## [GIVEN EXERCISE]
Transcribe every entry word for word, leaving out all images.

Dataset items:
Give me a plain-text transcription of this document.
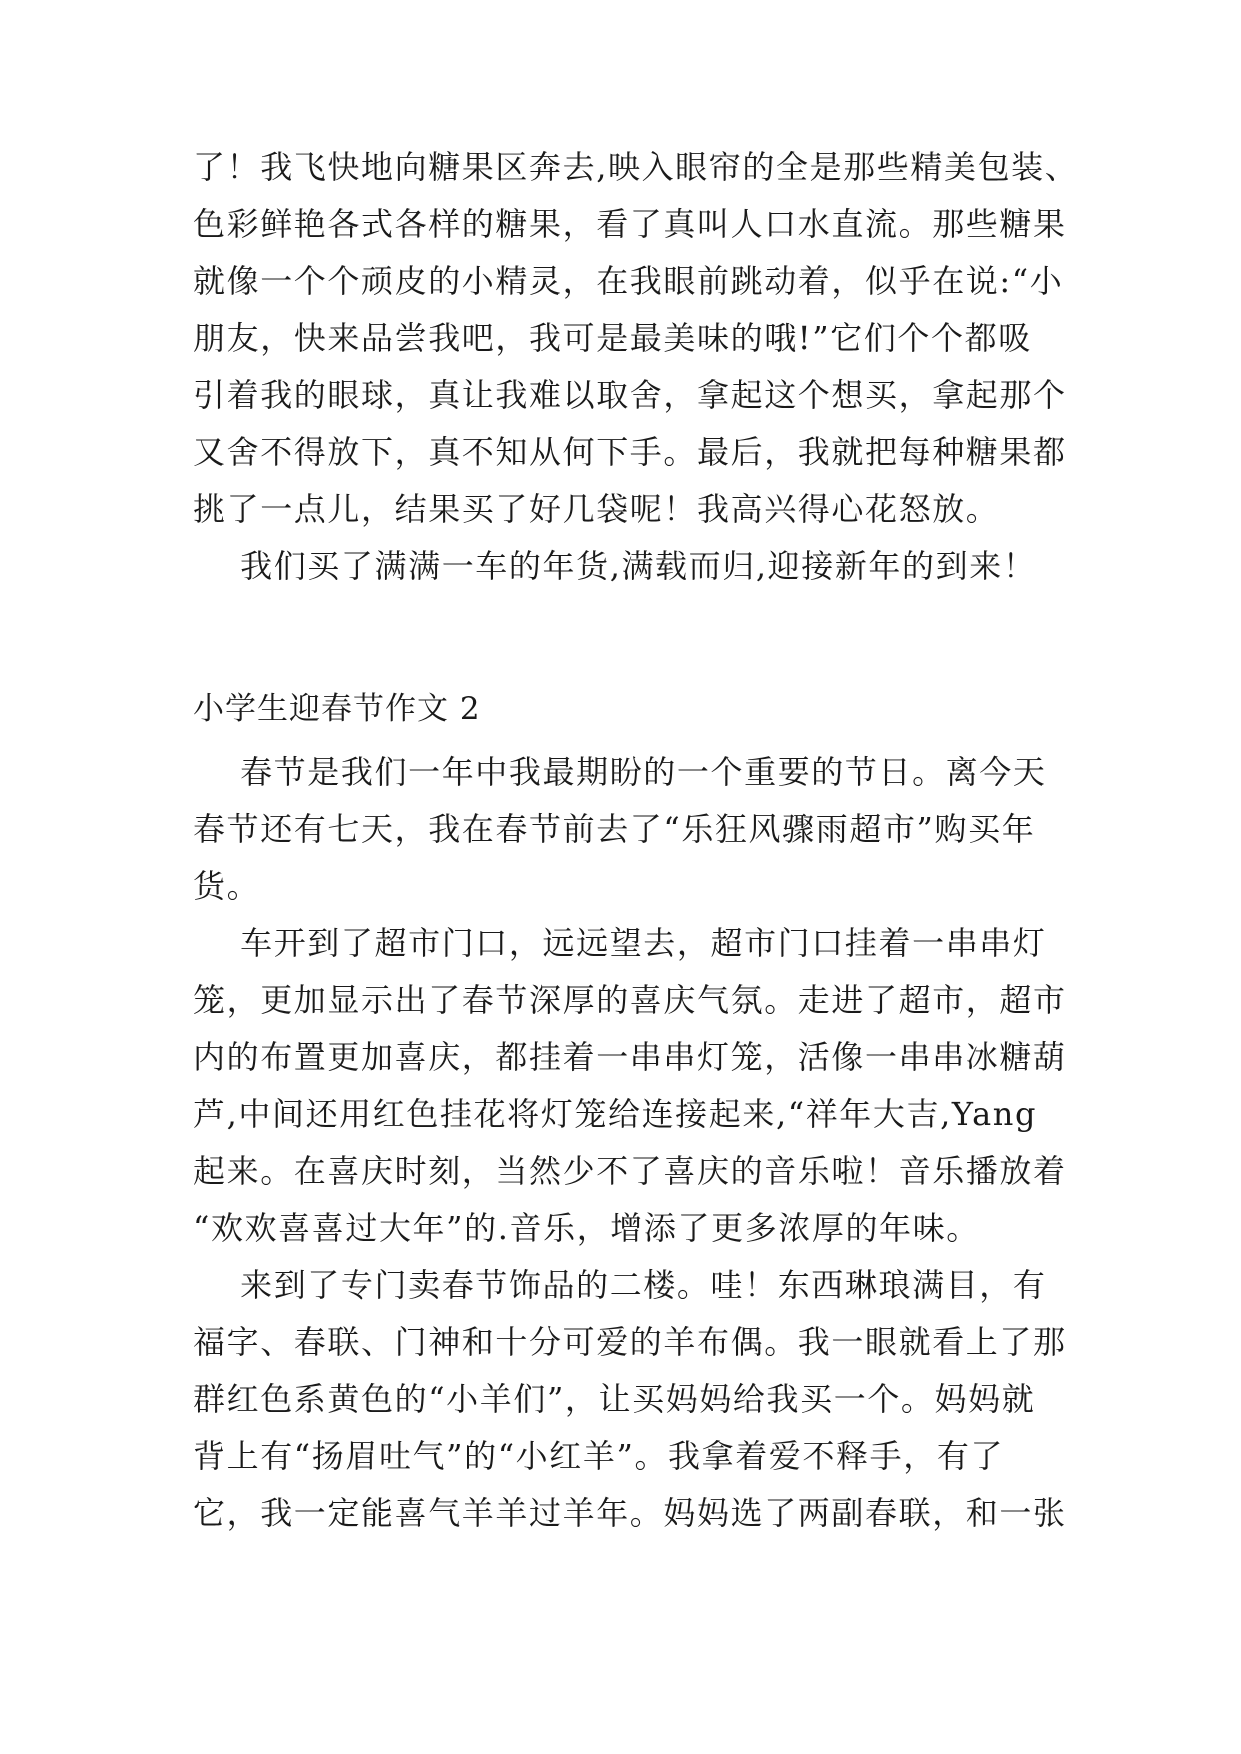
了！我飞快地向糖果区奔去,映入眼帘的全是那些精美包装、
色彩鲜艳各式各样的糖果，看了真叫人口水直流。那些糖果
就像一个个顽皮的小精灵，在我眼前跳动着，似乎在说:“小
朋友，快来品尝我吧，我可是最美味的哦!”它们个个都吸
引着我的眼球，真让我难以取舍，拿起这个想买，拿起那个
又舍不得放下，真不知从何下手。最后，我就把每种糖果都
挑了一点儿，结果买了好几袋呢！我高兴得心花怒放。
我们买了满满一车的年货,满载而归,迎接新年的到来！
小学生迎春节作文 2
春节是我们一年中我最期盼的一个重要的节日。离今天
春节还有七天，我在春节前去了“乐狂风骤雨超市”购买年
货。
车开到了超市门口，远远望去，超市门口挂着一串串灯
笼，更加显示出了春节深厚的喜庆气氛。走进了超市，超市
内的布置更加喜庆，都挂着一串串灯笼，活像一串串冰糖葫
芦,中间还用红色挂花将灯笼给连接起来,“祥年大吉,Yang
起来。在喜庆时刻，当然少不了喜庆的音乐啦！音乐播放着
“欢欢喜喜过大年”的.音乐，增添了更多浓厚的年味。
来到了专门卖春节饰品的二楼。哇！东西琳琅满目，有
福字、春联、门神和十分可爱的羊布偶。我一眼就看上了那
群红色系黄色的“小羊们”，让买妈妈给我买一个。妈妈就
背上有“扬眉吐气”的“小红羊”。我拿着爱不释手，有了
它，我一定能喜气羊羊过羊年。妈妈选了两副春联，和一张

## [ANSWER TO THIS EXERCISE]
Give me a plain-text transcription of this document.
了！我飞快地向糖果区奔去,映入眼帘的全是那些精美包装、
色彩鲜艳各式各样的糖果，看了真叫人口水直流。那些糖果
就像一个个顽皮的小精灵，在我眼前跳动着，似乎在说:“小
朋友，快来品尝我吧，我可是最美味的哦!”它们个个都吸
引着我的眼球，真让我难以取舍，拿起这个想买，拿起那个
又舍不得放下，真不知从何下手。最后，我就把每种糖果都
挑了一点儿，结果买了好几袋呢！我高兴得心花怒放。
我们买了满满一车的年货,满载而归,迎接新年的到来！
小学生迎春节作文 2
春节是我们一年中我最期盼的一个重要的节日。离今天
春节还有七天，我在春节前去了“乐狂风骤雨超市”购买年
货。
车开到了超市门口，远远望去，超市门口挂着一串串灯
笼，更加显示出了春节深厚的喜庆气氛。走进了超市，超市
内的布置更加喜庆，都挂着一串串灯笼，活像一串串冰糖葫
芦,中间还用红色挂花将灯笼给连接起来,“祥年大吉,Yang
起来。在喜庆时刻，当然少不了喜庆的音乐啦！音乐播放着
“欢欢喜喜过大年”的.音乐，增添了更多浓厚的年味。
来到了专门卖春节饰品的二楼。哇！东西琳琅满目，有
福字、春联、门神和十分可爱的羊布偶。我一眼就看上了那
群红色系黄色的“小羊们”，让买妈妈给我买一个。妈妈就
背上有“扬眉吐气”的“小红羊”。我拿着爱不释手，有了
它，我一定能喜气羊羊过羊年。妈妈选了两副春联，和一张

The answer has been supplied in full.